All of the entries must be reproduced exactly, with no images carried over.

(Collection entries)
○ ○ ○ ○ ○ ○ ○

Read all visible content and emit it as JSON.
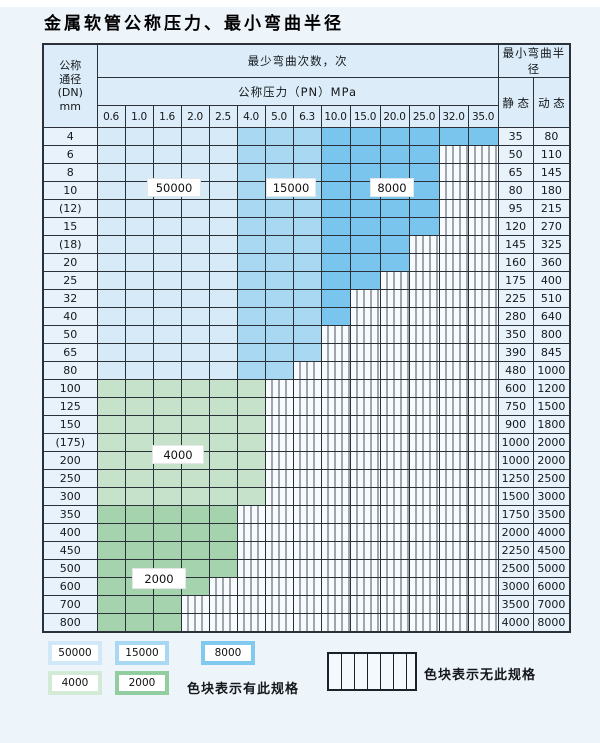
{
  "page": {
    "title": "金属软管公称压力、最小弯曲半径"
  },
  "table": {
    "header": {
      "dn_lines": [
        "公称",
        "通径",
        "(DN)",
        "mm"
      ],
      "bend_cycles_label": "最少弯曲次数，次",
      "pressure_label": "公称压力（PN）MPa",
      "pressure_values": [
        "0.6",
        "1.0",
        "1.6",
        "2.0",
        "2.5",
        "4.0",
        "5.0",
        "6.3",
        "10.0",
        "15.0",
        "20.0",
        "25.0",
        "32.0",
        "35.0"
      ],
      "radius_label": "最小弯曲半径",
      "static_label": "静 态",
      "dynamic_label": "动 态"
    },
    "rows": [
      {
        "dn": "4",
        "static": "35",
        "dynamic": "80",
        "cells": [
          [
            "50000",
            5
          ],
          [
            "15000",
            3
          ],
          [
            "8000",
            6
          ]
        ]
      },
      {
        "dn": "6",
        "static": "50",
        "dynamic": "110",
        "cells": [
          [
            "50000",
            5
          ],
          [
            "15000",
            3
          ],
          [
            "8000",
            4
          ],
          [
            "none",
            2
          ]
        ]
      },
      {
        "dn": "8",
        "static": "65",
        "dynamic": "145",
        "cells": [
          [
            "50000",
            5
          ],
          [
            "15000",
            3
          ],
          [
            "8000",
            4
          ],
          [
            "none",
            2
          ]
        ]
      },
      {
        "dn": "10",
        "static": "80",
        "dynamic": "180",
        "cells": [
          [
            "50000",
            5
          ],
          [
            "15000",
            3
          ],
          [
            "8000",
            4
          ],
          [
            "none",
            2
          ]
        ]
      },
      {
        "dn": "(12)",
        "static": "95",
        "dynamic": "215",
        "cells": [
          [
            "50000",
            5
          ],
          [
            "15000",
            3
          ],
          [
            "8000",
            4
          ],
          [
            "none",
            2
          ]
        ]
      },
      {
        "dn": "15",
        "static": "120",
        "dynamic": "270",
        "cells": [
          [
            "50000",
            5
          ],
          [
            "15000",
            3
          ],
          [
            "8000",
            4
          ],
          [
            "none",
            2
          ]
        ]
      },
      {
        "dn": "(18)",
        "static": "145",
        "dynamic": "325",
        "cells": [
          [
            "50000",
            5
          ],
          [
            "15000",
            3
          ],
          [
            "8000",
            3
          ],
          [
            "none",
            3
          ]
        ]
      },
      {
        "dn": "20",
        "static": "160",
        "dynamic": "360",
        "cells": [
          [
            "50000",
            5
          ],
          [
            "15000",
            3
          ],
          [
            "8000",
            3
          ],
          [
            "none",
            3
          ]
        ]
      },
      {
        "dn": "25",
        "static": "175",
        "dynamic": "400",
        "cells": [
          [
            "50000",
            5
          ],
          [
            "15000",
            3
          ],
          [
            "8000",
            2
          ],
          [
            "none",
            4
          ]
        ]
      },
      {
        "dn": "32",
        "static": "225",
        "dynamic": "510",
        "cells": [
          [
            "50000",
            5
          ],
          [
            "15000",
            3
          ],
          [
            "8000",
            1
          ],
          [
            "none",
            5
          ]
        ]
      },
      {
        "dn": "40",
        "static": "280",
        "dynamic": "640",
        "cells": [
          [
            "50000",
            5
          ],
          [
            "15000",
            3
          ],
          [
            "8000",
            1
          ],
          [
            "none",
            5
          ]
        ]
      },
      {
        "dn": "50",
        "static": "350",
        "dynamic": "800",
        "cells": [
          [
            "50000",
            5
          ],
          [
            "15000",
            3
          ],
          [
            "none",
            6
          ]
        ]
      },
      {
        "dn": "65",
        "static": "390",
        "dynamic": "845",
        "cells": [
          [
            "50000",
            5
          ],
          [
            "15000",
            3
          ],
          [
            "none",
            6
          ]
        ]
      },
      {
        "dn": "80",
        "static": "480",
        "dynamic": "1000",
        "cells": [
          [
            "50000",
            5
          ],
          [
            "15000",
            2
          ],
          [
            "none",
            7
          ]
        ]
      },
      {
        "dn": "100",
        "static": "600",
        "dynamic": "1200",
        "cells": [
          [
            "4000",
            6
          ],
          [
            "none",
            8
          ]
        ]
      },
      {
        "dn": "125",
        "static": "750",
        "dynamic": "1500",
        "cells": [
          [
            "4000",
            6
          ],
          [
            "none",
            8
          ]
        ]
      },
      {
        "dn": "150",
        "static": "900",
        "dynamic": "1800",
        "cells": [
          [
            "4000",
            6
          ],
          [
            "none",
            8
          ]
        ]
      },
      {
        "dn": "(175)",
        "static": "1000",
        "dynamic": "2000",
        "cells": [
          [
            "4000",
            6
          ],
          [
            "none",
            8
          ]
        ]
      },
      {
        "dn": "200",
        "static": "1000",
        "dynamic": "2000",
        "cells": [
          [
            "4000",
            6
          ],
          [
            "none",
            8
          ]
        ]
      },
      {
        "dn": "250",
        "static": "1250",
        "dynamic": "2500",
        "cells": [
          [
            "4000",
            6
          ],
          [
            "none",
            8
          ]
        ]
      },
      {
        "dn": "300",
        "static": "1500",
        "dynamic": "3000",
        "cells": [
          [
            "4000",
            6
          ],
          [
            "none",
            8
          ]
        ]
      },
      {
        "dn": "350",
        "static": "1750",
        "dynamic": "3500",
        "cells": [
          [
            "2000",
            5
          ],
          [
            "none",
            9
          ]
        ]
      },
      {
        "dn": "400",
        "static": "2000",
        "dynamic": "4000",
        "cells": [
          [
            "2000",
            5
          ],
          [
            "none",
            9
          ]
        ]
      },
      {
        "dn": "450",
        "static": "2250",
        "dynamic": "4500",
        "cells": [
          [
            "2000",
            5
          ],
          [
            "none",
            9
          ]
        ]
      },
      {
        "dn": "500",
        "static": "2500",
        "dynamic": "5000",
        "cells": [
          [
            "2000",
            5
          ],
          [
            "none",
            9
          ]
        ]
      },
      {
        "dn": "600",
        "static": "3000",
        "dynamic": "6000",
        "cells": [
          [
            "2000",
            4
          ],
          [
            "none",
            10
          ]
        ]
      },
      {
        "dn": "700",
        "static": "3500",
        "dynamic": "7000",
        "cells": [
          [
            "2000",
            3
          ],
          [
            "none",
            11
          ]
        ]
      },
      {
        "dn": "800",
        "static": "4000",
        "dynamic": "8000",
        "cells": [
          [
            "2000",
            3
          ],
          [
            "none",
            11
          ]
        ]
      }
    ]
  },
  "overlay_labels": [
    {
      "text": "50000"
    },
    {
      "text": "15000"
    },
    {
      "text": "8000"
    },
    {
      "text": "4000"
    },
    {
      "text": "2000"
    }
  ],
  "legend": {
    "swatches": [
      {
        "label": "50000",
        "color": "#d0e8f8"
      },
      {
        "label": "15000",
        "color": "#a9d8f3"
      },
      {
        "label": "8000",
        "color": "#82c9ef"
      },
      {
        "label": "4000",
        "color": "#d3ead7"
      },
      {
        "label": "2000",
        "color": "#92cda0"
      }
    ],
    "has_spec_text": "色块表示有此规格",
    "no_spec_text": "色块表示无此规格"
  },
  "colors": {
    "page_bg": "#edf4fa",
    "table_border": "#2b3138",
    "header_bg": "#dcedf9",
    "side_bg": "#e7f2fb",
    "hatch_line": "#49525c",
    "rating_50000": "#d6eaf8",
    "rating_15000": "#a9d8f3",
    "rating_8000": "#79c5ed",
    "rating_4000": "#c6e2ca",
    "rating_2000": "#a4d3ad"
  }
}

○ ○ ○ ○ ○ ○ ○

**Output of the exercise**
Read all visible content and emit it as JSON.
{
  "page": {
    "title": "金属软管公称压力、最小弯曲半径"
  },
  "table": {
    "header": {
      "dn_lines": [
        "公称",
        "通径",
        "(DN)",
        "mm"
      ],
      "bend_cycles_label": "最少弯曲次数，次",
      "pressure_label": "公称压力（PN）MPa",
      "pressure_values": [
        "0.6",
        "1.0",
        "1.6",
        "2.0",
        "2.5",
        "4.0",
        "5.0",
        "6.3",
        "10.0",
        "15.0",
        "20.0",
        "25.0",
        "32.0",
        "35.0"
      ],
      "radius_label": "最小弯曲半径",
      "static_label": "静 态",
      "dynamic_label": "动 态"
    },
    "rows": [
      {
        "dn": "4",
        "static": "35",
        "dynamic": "80",
        "cells": [
          [
            "50000",
            5
          ],
          [
            "15000",
            3
          ],
          [
            "8000",
            6
          ]
        ]
      },
      {
        "dn": "6",
        "static": "50",
        "dynamic": "110",
        "cells": [
          [
            "50000",
            5
          ],
          [
            "15000",
            3
          ],
          [
            "8000",
            4
          ],
          [
            "none",
            2
          ]
        ]
      },
      {
        "dn": "8",
        "static": "65",
        "dynamic": "145",
        "cells": [
          [
            "50000",
            5
          ],
          [
            "15000",
            3
          ],
          [
            "8000",
            4
          ],
          [
            "none",
            2
          ]
        ]
      },
      {
        "dn": "10",
        "static": "80",
        "dynamic": "180",
        "cells": [
          [
            "50000",
            5
          ],
          [
            "15000",
            3
          ],
          [
            "8000",
            4
          ],
          [
            "none",
            2
          ]
        ]
      },
      {
        "dn": "(12)",
        "static": "95",
        "dynamic": "215",
        "cells": [
          [
            "50000",
            5
          ],
          [
            "15000",
            3
          ],
          [
            "8000",
            4
          ],
          [
            "none",
            2
          ]
        ]
      },
      {
        "dn": "15",
        "static": "120",
        "dynamic": "270",
        "cells": [
          [
            "50000",
            5
          ],
          [
            "15000",
            3
          ],
          [
            "8000",
            4
          ],
          [
            "none",
            2
          ]
        ]
      },
      {
        "dn": "(18)",
        "static": "145",
        "dynamic": "325",
        "cells": [
          [
            "50000",
            5
          ],
          [
            "15000",
            3
          ],
          [
            "8000",
            3
          ],
          [
            "none",
            3
          ]
        ]
      },
      {
        "dn": "20",
        "static": "160",
        "dynamic": "360",
        "cells": [
          [
            "50000",
            5
          ],
          [
            "15000",
            3
          ],
          [
            "8000",
            3
          ],
          [
            "none",
            3
          ]
        ]
      },
      {
        "dn": "25",
        "static": "175",
        "dynamic": "400",
        "cells": [
          [
            "50000",
            5
          ],
          [
            "15000",
            3
          ],
          [
            "8000",
            2
          ],
          [
            "none",
            4
          ]
        ]
      },
      {
        "dn": "32",
        "static": "225",
        "dynamic": "510",
        "cells": [
          [
            "50000",
            5
          ],
          [
            "15000",
            3
          ],
          [
            "8000",
            1
          ],
          [
            "none",
            5
          ]
        ]
      },
      {
        "dn": "40",
        "static": "280",
        "dynamic": "640",
        "cells": [
          [
            "50000",
            5
          ],
          [
            "15000",
            3
          ],
          [
            "8000",
            1
          ],
          [
            "none",
            5
          ]
        ]
      },
      {
        "dn": "50",
        "static": "350",
        "dynamic": "800",
        "cells": [
          [
            "50000",
            5
          ],
          [
            "15000",
            3
          ],
          [
            "none",
            6
          ]
        ]
      },
      {
        "dn": "65",
        "static": "390",
        "dynamic": "845",
        "cells": [
          [
            "50000",
            5
          ],
          [
            "15000",
            3
          ],
          [
            "none",
            6
          ]
        ]
      },
      {
        "dn": "80",
        "static": "480",
        "dynamic": "1000",
        "cells": [
          [
            "50000",
            5
          ],
          [
            "15000",
            2
          ],
          [
            "none",
            7
          ]
        ]
      },
      {
        "dn": "100",
        "static": "600",
        "dynamic": "1200",
        "cells": [
          [
            "4000",
            6
          ],
          [
            "none",
            8
          ]
        ]
      },
      {
        "dn": "125",
        "static": "750",
        "dynamic": "1500",
        "cells": [
          [
            "4000",
            6
          ],
          [
            "none",
            8
          ]
        ]
      },
      {
        "dn": "150",
        "static": "900",
        "dynamic": "1800",
        "cells": [
          [
            "4000",
            6
          ],
          [
            "none",
            8
          ]
        ]
      },
      {
        "dn": "(175)",
        "static": "1000",
        "dynamic": "2000",
        "cells": [
          [
            "4000",
            6
          ],
          [
            "none",
            8
          ]
        ]
      },
      {
        "dn": "200",
        "static": "1000",
        "dynamic": "2000",
        "cells": [
          [
            "4000",
            6
          ],
          [
            "none",
            8
          ]
        ]
      },
      {
        "dn": "250",
        "static": "1250",
        "dynamic": "2500",
        "cells": [
          [
            "4000",
            6
          ],
          [
            "none",
            8
          ]
        ]
      },
      {
        "dn": "300",
        "static": "1500",
        "dynamic": "3000",
        "cells": [
          [
            "4000",
            6
          ],
          [
            "none",
            8
          ]
        ]
      },
      {
        "dn": "350",
        "static": "1750",
        "dynamic": "3500",
        "cells": [
          [
            "2000",
            5
          ],
          [
            "none",
            9
          ]
        ]
      },
      {
        "dn": "400",
        "static": "2000",
        "dynamic": "4000",
        "cells": [
          [
            "2000",
            5
          ],
          [
            "none",
            9
          ]
        ]
      },
      {
        "dn": "450",
        "static": "2250",
        "dynamic": "4500",
        "cells": [
          [
            "2000",
            5
          ],
          [
            "none",
            9
          ]
        ]
      },
      {
        "dn": "500",
        "static": "2500",
        "dynamic": "5000",
        "cells": [
          [
            "2000",
            5
          ],
          [
            "none",
            9
          ]
        ]
      },
      {
        "dn": "600",
        "static": "3000",
        "dynamic": "6000",
        "cells": [
          [
            "2000",
            4
          ],
          [
            "none",
            10
          ]
        ]
      },
      {
        "dn": "700",
        "static": "3500",
        "dynamic": "7000",
        "cells": [
          [
            "2000",
            3
          ],
          [
            "none",
            11
          ]
        ]
      },
      {
        "dn": "800",
        "static": "4000",
        "dynamic": "8000",
        "cells": [
          [
            "2000",
            3
          ],
          [
            "none",
            11
          ]
        ]
      }
    ]
  },
  "overlay_labels": [
    {
      "text": "50000"
    },
    {
      "text": "15000"
    },
    {
      "text": "8000"
    },
    {
      "text": "4000"
    },
    {
      "text": "2000"
    }
  ],
  "legend": {
    "swatches": [
      {
        "label": "50000",
        "color": "#d0e8f8"
      },
      {
        "label": "15000",
        "color": "#a9d8f3"
      },
      {
        "label": "8000",
        "color": "#82c9ef"
      },
      {
        "label": "4000",
        "color": "#d3ead7"
      },
      {
        "label": "2000",
        "color": "#92cda0"
      }
    ],
    "has_spec_text": "色块表示有此规格",
    "no_spec_text": "色块表示无此规格"
  },
  "colors": {
    "page_bg": "#edf4fa",
    "table_border": "#2b3138",
    "header_bg": "#dcedf9",
    "side_bg": "#e7f2fb",
    "hatch_line": "#49525c",
    "rating_50000": "#d6eaf8",
    "rating_15000": "#a9d8f3",
    "rating_8000": "#79c5ed",
    "rating_4000": "#c6e2ca",
    "rating_2000": "#a4d3ad"
  }
}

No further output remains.